What follows is a listing to be transcribed exactly.

• • • • • • •

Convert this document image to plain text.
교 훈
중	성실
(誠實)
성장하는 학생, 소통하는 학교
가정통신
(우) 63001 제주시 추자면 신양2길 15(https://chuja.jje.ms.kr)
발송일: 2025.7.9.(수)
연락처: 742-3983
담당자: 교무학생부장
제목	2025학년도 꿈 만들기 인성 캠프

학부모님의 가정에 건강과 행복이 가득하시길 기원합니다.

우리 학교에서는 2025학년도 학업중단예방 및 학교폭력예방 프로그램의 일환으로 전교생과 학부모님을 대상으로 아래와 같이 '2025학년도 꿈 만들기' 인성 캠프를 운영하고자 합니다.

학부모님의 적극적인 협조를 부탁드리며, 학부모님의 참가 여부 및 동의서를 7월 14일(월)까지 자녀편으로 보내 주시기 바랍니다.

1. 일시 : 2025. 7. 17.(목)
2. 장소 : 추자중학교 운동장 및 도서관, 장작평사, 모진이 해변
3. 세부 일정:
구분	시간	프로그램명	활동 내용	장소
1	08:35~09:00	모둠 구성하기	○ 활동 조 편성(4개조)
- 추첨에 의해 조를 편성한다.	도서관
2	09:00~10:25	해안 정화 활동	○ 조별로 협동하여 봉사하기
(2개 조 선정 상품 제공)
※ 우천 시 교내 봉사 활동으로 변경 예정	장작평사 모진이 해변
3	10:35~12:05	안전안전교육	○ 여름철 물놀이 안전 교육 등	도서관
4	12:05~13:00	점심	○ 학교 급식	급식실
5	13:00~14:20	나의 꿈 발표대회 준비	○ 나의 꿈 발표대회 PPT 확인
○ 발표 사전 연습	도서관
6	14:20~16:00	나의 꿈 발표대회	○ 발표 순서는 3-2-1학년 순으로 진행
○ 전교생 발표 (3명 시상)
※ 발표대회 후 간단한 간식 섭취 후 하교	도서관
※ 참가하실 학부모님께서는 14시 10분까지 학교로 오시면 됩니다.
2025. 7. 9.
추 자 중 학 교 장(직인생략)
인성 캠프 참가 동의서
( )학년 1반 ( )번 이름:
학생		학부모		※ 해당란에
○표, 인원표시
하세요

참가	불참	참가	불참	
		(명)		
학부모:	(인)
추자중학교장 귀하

• • • • • • •

◆ FINISHED TASK:
Convert this document image to plain text.
교 훈
중	성실
(誠實)
성장하는 학생, 소통하는 학교
가정통신
(우) 63001 제주시 추자면 신양2길 15(https://chuja.jje.ms.kr)
발송일: 2025.7.9.(수)
연락처: 742-3983
담당자: 교무학생부장
제목	2025학년도 꿈 만들기 인성 캠프

학부모님의 가정에 건강과 행복이 가득하시길 기원합니다.

우리 학교에서는 2025학년도 학업중단예방 및 학교폭력예방 프로그램의 일환으로 전교생과 학부모님을 대상으로 아래와 같이 '2025학년도 꿈 만들기' 인성 캠프를 운영하고자 합니다.

학부모님의 적극적인 협조를 부탁드리며, 학부모님의 참가 여부 및 동의서를 7월 14일(월)까지 자녀편으로 보내 주시기 바랍니다.

1. 일시 : 2025. 7. 17.(목)
2. 장소 : 추자중학교 운동장 및 도서관, 장작평사, 모진이 해변
3. 세부 일정:
구분	시간	프로그램명	활동 내용	장소
1	08:35~09:00	모둠 구성하기	○ 활동 조 편성(4개조)
- 추첨에 의해 조를 편성한다.	도서관
2	09:00~10:25	해안 정화 활동	○ 조별로 협동하여 봉사하기
(2개 조 선정 상품 제공)
※ 우천 시 교내 봉사 활동으로 변경 예정	장작평사 모진이 해변
3	10:35~12:05	안전안전교육	○ 여름철 물놀이 안전 교육 등	도서관
4	12:05~13:00	점심	○ 학교 급식	급식실
5	13:00~14:20	나의 꿈 발표대회 준비	○ 나의 꿈 발표대회 PPT 확인
○ 발표 사전 연습	도서관
6	14:20~16:00	나의 꿈 발표대회	○ 발표 순서는 3-2-1학년 순으로 진행
○ 전교생 발표 (3명 시상)
※ 발표대회 후 간단한 간식 섭취 후 하교	도서관
※ 참가하실 학부모님께서는 14시 10분까지 학교로 오시면 됩니다.
2025. 7. 9.
추 자 중 학 교 장(직인생략)
인성 캠프 참가 동의서
( )학년 1반 ( )번 이름:
학생		학부모		※ 해당란에
○표, 인원표시
하세요

참가	불참	참가	불참	
		(명)		
학부모:	(인)
추자중학교장 귀하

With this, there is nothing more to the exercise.